Exercise goal
Which lines hold the word "Samples"? Copy each one.

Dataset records
•••••
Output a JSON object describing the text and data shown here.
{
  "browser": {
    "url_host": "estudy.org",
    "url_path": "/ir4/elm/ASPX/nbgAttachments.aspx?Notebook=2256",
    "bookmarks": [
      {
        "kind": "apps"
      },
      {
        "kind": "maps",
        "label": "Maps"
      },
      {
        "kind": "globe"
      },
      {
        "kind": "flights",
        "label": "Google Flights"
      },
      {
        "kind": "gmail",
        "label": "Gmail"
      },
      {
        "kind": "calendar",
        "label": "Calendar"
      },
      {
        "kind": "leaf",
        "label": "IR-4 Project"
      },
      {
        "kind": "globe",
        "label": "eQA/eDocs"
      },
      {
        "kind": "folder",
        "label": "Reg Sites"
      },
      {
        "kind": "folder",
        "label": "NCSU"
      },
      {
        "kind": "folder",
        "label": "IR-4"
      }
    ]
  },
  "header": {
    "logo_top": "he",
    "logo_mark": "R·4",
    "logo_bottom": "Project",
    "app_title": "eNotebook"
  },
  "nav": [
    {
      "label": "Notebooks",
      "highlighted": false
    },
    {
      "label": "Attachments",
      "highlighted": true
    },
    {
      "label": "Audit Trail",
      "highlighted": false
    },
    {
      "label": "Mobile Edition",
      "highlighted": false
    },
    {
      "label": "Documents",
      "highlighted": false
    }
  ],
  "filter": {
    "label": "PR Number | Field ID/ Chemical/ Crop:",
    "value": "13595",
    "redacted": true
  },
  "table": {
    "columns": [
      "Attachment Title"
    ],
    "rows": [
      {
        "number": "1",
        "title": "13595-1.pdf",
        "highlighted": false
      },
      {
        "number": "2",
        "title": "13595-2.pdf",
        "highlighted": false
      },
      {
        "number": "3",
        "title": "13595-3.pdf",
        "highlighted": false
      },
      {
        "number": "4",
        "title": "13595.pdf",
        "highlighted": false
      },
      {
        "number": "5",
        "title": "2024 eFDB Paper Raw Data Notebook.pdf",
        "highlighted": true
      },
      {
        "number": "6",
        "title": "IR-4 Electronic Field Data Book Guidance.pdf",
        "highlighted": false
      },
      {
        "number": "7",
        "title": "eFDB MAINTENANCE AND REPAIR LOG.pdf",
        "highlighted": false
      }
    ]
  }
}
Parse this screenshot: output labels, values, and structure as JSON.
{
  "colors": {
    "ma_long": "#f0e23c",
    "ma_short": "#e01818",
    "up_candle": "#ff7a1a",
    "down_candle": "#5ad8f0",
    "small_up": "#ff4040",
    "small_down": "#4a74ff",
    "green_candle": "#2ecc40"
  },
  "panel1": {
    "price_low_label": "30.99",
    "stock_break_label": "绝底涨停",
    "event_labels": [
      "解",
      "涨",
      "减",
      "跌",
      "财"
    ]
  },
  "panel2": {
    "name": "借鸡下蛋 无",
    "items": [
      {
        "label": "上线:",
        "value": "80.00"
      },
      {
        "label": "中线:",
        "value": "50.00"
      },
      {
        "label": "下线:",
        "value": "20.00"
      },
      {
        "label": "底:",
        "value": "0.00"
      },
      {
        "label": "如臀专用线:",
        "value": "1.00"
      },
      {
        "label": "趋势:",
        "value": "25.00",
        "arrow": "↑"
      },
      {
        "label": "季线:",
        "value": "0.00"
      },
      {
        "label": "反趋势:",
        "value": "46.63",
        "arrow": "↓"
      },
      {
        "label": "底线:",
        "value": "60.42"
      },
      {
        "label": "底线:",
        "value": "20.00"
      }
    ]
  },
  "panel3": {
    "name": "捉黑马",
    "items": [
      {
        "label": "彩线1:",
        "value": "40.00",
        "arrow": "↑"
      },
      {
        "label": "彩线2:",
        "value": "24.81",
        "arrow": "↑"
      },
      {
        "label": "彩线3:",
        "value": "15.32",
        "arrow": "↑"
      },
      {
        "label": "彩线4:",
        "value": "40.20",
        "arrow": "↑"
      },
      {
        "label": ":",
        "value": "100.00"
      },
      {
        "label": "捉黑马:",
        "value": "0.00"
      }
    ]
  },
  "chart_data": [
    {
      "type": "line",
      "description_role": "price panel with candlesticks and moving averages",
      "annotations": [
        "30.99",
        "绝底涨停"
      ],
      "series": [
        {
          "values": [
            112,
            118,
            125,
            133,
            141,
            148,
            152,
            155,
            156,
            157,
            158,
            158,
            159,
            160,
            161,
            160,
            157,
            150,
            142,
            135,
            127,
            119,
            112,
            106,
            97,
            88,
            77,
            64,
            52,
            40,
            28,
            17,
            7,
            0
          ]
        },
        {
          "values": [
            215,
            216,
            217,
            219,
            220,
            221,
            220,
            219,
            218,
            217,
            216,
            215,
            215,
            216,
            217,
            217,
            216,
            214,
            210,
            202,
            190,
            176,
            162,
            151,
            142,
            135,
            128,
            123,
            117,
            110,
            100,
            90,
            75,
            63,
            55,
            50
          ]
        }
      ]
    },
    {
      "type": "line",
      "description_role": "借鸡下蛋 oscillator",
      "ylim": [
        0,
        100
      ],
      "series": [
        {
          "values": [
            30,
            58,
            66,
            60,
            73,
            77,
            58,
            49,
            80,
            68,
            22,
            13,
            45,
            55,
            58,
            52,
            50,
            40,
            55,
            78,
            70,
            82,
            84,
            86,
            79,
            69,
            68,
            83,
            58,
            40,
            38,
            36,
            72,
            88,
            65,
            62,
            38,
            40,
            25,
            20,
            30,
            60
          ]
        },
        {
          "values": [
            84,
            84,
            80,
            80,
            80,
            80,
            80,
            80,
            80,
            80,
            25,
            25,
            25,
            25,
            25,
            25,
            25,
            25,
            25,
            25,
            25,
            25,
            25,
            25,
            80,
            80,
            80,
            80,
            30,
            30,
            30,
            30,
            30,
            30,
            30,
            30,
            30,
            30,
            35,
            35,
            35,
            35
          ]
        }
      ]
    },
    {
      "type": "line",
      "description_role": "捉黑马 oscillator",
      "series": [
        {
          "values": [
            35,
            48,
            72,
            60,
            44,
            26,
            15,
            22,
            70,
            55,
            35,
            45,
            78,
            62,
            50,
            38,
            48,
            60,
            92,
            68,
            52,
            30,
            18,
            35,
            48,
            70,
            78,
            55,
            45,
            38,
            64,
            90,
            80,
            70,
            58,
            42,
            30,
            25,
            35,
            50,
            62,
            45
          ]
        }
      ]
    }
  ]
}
•••••
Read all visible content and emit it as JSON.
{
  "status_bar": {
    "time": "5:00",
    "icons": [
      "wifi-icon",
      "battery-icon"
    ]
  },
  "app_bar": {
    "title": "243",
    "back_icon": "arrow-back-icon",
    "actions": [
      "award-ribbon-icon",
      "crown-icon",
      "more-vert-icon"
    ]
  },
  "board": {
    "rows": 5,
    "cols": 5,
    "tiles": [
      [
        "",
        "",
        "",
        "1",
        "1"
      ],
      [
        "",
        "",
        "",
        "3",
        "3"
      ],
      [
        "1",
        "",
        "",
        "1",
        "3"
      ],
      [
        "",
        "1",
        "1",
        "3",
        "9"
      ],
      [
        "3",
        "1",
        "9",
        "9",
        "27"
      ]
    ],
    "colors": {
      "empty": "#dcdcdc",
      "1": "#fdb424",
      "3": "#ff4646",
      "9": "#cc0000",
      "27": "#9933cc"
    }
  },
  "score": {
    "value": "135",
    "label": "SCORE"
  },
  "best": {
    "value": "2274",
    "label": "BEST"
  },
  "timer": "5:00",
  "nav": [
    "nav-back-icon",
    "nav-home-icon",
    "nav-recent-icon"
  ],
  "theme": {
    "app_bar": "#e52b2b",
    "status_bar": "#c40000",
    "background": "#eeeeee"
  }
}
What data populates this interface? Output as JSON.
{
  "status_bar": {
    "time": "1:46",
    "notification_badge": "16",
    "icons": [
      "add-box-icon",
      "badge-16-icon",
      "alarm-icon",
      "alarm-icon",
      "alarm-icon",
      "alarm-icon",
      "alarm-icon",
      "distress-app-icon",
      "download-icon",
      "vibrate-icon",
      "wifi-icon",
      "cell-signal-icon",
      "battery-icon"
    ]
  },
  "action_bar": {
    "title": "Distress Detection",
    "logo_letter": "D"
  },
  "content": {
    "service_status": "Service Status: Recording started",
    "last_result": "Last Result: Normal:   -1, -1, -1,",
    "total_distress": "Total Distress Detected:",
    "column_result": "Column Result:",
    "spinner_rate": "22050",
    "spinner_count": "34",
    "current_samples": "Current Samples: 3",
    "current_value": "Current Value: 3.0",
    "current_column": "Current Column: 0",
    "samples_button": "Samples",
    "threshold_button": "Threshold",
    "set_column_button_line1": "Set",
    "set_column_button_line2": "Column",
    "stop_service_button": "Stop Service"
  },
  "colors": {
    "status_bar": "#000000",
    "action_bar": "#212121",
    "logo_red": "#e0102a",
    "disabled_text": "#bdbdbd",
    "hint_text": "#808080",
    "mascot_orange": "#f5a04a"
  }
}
•••••
Response below
    "current_samples": "Current Samples: 3",
    "samples_button": "Samples",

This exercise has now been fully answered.